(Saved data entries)
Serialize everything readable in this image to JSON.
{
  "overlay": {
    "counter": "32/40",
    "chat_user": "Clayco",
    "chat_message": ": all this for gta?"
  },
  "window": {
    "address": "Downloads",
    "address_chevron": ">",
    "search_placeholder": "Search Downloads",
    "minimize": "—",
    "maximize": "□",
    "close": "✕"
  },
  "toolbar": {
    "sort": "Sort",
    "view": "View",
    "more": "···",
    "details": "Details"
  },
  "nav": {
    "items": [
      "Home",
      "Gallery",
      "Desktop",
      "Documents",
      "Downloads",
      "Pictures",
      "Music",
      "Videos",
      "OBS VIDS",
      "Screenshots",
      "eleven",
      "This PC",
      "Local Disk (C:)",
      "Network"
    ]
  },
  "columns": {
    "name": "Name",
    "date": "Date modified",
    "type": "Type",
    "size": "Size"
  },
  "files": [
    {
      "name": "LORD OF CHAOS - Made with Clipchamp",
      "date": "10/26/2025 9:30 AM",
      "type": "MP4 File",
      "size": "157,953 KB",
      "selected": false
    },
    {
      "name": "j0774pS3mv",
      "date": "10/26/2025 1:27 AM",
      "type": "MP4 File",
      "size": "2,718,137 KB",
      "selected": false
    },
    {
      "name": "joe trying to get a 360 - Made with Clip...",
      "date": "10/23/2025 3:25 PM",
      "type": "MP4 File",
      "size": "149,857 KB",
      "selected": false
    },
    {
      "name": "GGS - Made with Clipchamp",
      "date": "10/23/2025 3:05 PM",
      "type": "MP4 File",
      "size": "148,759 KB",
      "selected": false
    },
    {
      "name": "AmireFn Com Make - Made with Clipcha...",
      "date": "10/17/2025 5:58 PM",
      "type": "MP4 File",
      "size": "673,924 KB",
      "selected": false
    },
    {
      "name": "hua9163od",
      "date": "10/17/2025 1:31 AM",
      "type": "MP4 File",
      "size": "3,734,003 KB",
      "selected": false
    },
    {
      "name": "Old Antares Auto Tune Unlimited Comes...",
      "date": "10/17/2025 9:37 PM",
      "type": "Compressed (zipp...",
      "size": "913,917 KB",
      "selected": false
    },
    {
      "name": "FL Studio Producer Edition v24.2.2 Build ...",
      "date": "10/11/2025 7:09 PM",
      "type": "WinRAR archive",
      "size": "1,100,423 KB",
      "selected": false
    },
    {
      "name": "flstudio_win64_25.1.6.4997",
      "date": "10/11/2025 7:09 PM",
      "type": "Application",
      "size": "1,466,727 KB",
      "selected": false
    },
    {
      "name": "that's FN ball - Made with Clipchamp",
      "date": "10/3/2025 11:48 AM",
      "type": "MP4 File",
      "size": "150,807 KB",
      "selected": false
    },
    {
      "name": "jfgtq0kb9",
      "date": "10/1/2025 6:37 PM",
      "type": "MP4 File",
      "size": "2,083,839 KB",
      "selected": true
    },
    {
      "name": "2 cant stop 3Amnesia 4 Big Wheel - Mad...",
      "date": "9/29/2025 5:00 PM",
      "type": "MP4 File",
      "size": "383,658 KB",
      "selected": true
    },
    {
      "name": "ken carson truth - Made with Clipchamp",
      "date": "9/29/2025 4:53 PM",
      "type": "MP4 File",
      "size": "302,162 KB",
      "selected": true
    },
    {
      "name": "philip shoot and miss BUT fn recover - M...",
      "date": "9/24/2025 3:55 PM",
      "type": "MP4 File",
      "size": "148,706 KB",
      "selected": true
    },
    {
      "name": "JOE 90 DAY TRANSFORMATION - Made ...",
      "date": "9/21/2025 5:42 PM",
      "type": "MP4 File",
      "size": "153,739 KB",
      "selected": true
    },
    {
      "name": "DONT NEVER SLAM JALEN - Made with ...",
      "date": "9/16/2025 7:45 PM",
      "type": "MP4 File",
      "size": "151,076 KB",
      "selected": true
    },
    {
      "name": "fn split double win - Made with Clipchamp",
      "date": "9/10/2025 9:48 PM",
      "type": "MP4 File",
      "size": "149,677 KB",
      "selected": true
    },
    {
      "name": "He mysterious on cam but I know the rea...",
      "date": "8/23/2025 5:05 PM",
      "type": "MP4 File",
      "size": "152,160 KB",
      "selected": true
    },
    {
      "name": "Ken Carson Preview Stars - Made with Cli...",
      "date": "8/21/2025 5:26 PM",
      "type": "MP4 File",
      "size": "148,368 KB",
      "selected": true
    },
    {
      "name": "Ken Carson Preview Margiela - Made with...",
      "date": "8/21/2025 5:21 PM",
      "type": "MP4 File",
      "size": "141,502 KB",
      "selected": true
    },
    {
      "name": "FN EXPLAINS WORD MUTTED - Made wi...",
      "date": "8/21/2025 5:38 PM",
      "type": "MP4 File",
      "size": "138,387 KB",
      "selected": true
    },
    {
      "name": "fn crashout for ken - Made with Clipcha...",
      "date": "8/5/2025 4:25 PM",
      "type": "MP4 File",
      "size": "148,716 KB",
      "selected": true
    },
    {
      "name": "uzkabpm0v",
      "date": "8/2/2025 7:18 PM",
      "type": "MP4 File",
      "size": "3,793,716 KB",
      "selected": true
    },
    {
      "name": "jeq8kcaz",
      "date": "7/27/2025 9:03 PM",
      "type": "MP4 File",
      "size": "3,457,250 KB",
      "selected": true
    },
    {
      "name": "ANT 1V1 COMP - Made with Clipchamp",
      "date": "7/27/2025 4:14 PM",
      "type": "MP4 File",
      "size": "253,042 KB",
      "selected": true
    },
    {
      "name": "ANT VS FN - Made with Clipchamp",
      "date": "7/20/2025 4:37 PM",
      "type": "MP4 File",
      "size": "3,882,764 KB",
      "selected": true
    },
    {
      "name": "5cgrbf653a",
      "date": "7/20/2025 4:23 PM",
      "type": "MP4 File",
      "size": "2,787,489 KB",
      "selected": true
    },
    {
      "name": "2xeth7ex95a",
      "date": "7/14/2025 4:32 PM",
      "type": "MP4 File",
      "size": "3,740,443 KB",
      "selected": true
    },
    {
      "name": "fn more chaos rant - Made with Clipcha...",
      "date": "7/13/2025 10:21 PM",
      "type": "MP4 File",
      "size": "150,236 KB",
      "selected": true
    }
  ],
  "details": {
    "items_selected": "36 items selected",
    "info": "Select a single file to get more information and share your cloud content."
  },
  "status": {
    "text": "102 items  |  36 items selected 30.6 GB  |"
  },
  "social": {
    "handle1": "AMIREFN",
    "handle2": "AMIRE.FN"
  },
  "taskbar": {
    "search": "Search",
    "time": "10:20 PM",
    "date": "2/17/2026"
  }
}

## [Problem]
Looking at the records above, tally the lines holding "Downloads" and reply with that number only.

## [Result]
3